### Qué hacer
• a. En el artículo sobre la campaña de Madrid, ¿a qué contraponía la libertad el eslogan que sacó de quicio a los adversarios de Díaz Ayuso?
• b. Reproduce literalmente el pasaje del artículo sobre la campaña de Madrid que va desde "Ignacio Camacho-ABC" hasta "bueno o malo.".

### Fragmento seleccionado
========

Ignacio Camacho-ABC
- Ayuso ha desestabilizado a la izquierda con una propuesta pragmática de pequeñas, concretas libertades cotidianas
En esta campaña de excesos como ha sido la de Madrid -exceso de polarización, de imposturas, de juego sucio, de ventajismo, de intemperancia-, a los adversarios de Díaz Ayuso les ha sacado de quicio el eslogan que contraponía la libertad al socialismo o al comunismo. Era otra hipérbole, claro, pero ha resultado eficaz porque tenía sentido, porque enarbolaba una bandera a la que la izquierda ha renunciado aunque le moleste admitirlo. El progresismo sedicente lleva tanto tiempo centrado en la igualdad que ha olvidado el derecho de la gente a decidir sobre sus propios actos y se pasa el rato ordenando cómo hay que comportarse y estableciendo, desde un autoatribuido principio de superioridad moral, lo que es bueno o malo.

========

### Registros proporcionados
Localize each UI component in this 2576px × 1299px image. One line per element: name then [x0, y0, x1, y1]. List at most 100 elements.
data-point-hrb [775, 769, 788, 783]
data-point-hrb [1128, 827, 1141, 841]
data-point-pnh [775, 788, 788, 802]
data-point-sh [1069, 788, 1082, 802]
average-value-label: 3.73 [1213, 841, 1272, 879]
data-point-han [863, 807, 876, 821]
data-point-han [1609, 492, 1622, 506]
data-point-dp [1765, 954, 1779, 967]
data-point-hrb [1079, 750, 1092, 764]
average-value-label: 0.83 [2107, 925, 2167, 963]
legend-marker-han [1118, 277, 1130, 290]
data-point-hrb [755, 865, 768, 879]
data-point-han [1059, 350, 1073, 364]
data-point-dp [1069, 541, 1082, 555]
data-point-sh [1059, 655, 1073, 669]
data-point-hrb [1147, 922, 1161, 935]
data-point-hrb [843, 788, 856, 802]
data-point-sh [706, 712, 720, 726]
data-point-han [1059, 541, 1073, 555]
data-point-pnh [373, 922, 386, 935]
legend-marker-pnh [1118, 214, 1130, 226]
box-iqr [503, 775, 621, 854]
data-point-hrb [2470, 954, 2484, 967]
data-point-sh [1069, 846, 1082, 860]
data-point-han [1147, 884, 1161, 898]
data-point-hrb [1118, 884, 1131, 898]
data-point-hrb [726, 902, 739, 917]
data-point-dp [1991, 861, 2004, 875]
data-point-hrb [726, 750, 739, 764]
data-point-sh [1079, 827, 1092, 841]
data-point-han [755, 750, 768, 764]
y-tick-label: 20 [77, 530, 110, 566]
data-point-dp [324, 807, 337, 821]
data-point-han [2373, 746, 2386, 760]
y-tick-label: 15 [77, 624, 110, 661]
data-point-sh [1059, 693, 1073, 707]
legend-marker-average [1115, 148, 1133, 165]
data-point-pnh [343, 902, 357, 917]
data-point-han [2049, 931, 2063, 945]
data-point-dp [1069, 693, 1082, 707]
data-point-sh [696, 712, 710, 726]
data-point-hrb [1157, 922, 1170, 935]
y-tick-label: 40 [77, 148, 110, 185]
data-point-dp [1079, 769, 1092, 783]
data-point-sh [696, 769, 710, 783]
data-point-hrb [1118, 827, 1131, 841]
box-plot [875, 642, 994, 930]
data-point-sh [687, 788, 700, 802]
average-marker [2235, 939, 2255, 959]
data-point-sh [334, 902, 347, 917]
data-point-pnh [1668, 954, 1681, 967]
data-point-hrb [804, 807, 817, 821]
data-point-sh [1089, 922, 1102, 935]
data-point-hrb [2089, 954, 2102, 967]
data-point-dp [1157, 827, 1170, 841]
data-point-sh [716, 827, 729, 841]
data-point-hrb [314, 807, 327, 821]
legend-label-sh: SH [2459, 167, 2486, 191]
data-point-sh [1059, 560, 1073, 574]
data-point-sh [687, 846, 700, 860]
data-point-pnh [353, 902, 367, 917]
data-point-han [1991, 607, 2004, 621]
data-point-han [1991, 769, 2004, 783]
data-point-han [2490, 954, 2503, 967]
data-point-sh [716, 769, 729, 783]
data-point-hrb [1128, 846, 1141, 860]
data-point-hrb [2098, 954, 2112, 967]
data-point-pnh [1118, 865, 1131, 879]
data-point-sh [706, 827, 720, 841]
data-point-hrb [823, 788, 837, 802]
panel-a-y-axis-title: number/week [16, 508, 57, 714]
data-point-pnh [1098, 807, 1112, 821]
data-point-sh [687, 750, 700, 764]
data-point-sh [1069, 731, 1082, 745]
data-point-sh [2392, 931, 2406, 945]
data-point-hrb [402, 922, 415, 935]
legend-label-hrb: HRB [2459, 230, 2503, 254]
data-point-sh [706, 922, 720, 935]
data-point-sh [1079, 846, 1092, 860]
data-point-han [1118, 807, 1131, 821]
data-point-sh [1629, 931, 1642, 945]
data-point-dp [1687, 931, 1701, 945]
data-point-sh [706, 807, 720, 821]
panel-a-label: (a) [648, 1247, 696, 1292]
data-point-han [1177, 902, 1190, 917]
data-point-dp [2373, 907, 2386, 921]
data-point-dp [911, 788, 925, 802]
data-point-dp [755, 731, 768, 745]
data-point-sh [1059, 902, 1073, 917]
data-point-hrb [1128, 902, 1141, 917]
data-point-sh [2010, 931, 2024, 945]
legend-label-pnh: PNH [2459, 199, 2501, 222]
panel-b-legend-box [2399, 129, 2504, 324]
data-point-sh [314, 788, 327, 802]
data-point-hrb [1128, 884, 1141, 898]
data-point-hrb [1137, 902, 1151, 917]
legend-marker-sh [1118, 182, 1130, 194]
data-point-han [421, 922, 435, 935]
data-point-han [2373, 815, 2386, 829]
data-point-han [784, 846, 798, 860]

========

### Respuestas por tarea
• a. Al socialismo o al comunismo.

• b.
Ignacio Camacho-ABC
- Ayuso ha desestabilizado a la izquierda con una propuesta pragmática de pequeñas, concretas libertades cotidianas
En esta campaña de excesos como ha sido la de Madrid -exceso de polarización, de imposturas, de juego sucio, de ventajismo, de intemperancia-, a los adversarios de Díaz Ayuso les ha sacado de quicio el eslogan que contraponía la libertad al socialismo o al comunismo. Era otra hipérbole, claro, pero ha resultado eficaz porque tenía sentido, porque enarbolaba una bandera a la que la izquierda ha renunciado aunque le moleste admitirlo. El progresismo sedicente lleva tanto tiempo centrado en la igualdad que ha olvidado el derecho de la gente a decidir sobre sus propios actos y se pasa el rato ordenando cómo hay que comportarse y estableciendo, desde un autoatribuido principio de superioridad moral, lo que es bueno o malo.